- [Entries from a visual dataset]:
## begin

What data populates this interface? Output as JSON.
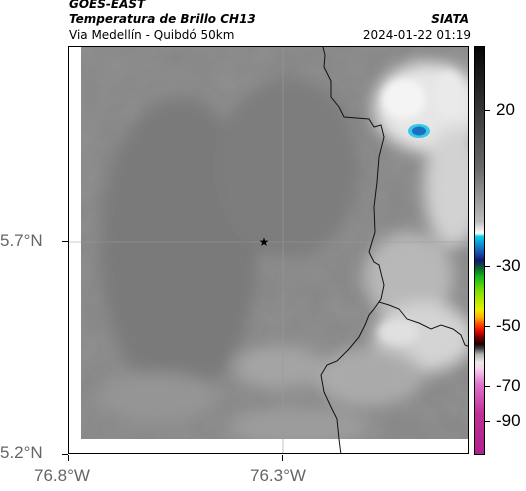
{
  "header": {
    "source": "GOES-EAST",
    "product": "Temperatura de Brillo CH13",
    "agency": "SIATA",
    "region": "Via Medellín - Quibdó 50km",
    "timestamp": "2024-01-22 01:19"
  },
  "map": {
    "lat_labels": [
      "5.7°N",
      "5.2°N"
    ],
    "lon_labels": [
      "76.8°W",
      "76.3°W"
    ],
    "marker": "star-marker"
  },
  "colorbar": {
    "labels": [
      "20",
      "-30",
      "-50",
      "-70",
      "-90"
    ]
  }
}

## end

- [WORK REQUIRED]: From the records given above, reproduce all text exactly and exclude each picture.

- [TASK SOLUTION]:
What data populates this interface? Output as JSON.
{
  "header": {
    "source": "GOES-EAST",
    "product": "Temperatura de Brillo CH13",
    "agency": "SIATA",
    "region": "Via Medellín - Quibdó 50km",
    "timestamp": "2024-01-22 01:19"
  },
  "map": {
    "lat_labels": [
      "5.7°N",
      "5.2°N"
    ],
    "lon_labels": [
      "76.8°W",
      "76.3°W"
    ],
    "marker": "star-marker"
  },
  "colorbar": {
    "labels": [
      "20",
      "-30",
      "-50",
      "-70",
      "-90"
    ]
  }
}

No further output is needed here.